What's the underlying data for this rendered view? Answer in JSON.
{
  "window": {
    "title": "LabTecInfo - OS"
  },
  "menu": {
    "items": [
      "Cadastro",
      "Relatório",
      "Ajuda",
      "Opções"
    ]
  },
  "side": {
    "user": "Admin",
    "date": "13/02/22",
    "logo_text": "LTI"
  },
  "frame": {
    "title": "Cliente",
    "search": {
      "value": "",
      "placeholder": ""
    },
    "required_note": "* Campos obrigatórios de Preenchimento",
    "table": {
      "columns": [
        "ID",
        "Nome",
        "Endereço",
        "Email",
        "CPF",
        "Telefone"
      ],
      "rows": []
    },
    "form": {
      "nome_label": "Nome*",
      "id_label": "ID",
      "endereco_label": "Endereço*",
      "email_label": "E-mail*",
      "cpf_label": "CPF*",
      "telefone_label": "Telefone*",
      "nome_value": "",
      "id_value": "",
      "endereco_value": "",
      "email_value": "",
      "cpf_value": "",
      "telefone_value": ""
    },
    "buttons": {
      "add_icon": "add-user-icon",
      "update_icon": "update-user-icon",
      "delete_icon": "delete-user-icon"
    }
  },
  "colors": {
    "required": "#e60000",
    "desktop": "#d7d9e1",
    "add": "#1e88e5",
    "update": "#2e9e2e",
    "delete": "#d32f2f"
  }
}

Stated problem. Your answer should be a single number: how many lines of the material contain the word "icon".

Task output. 3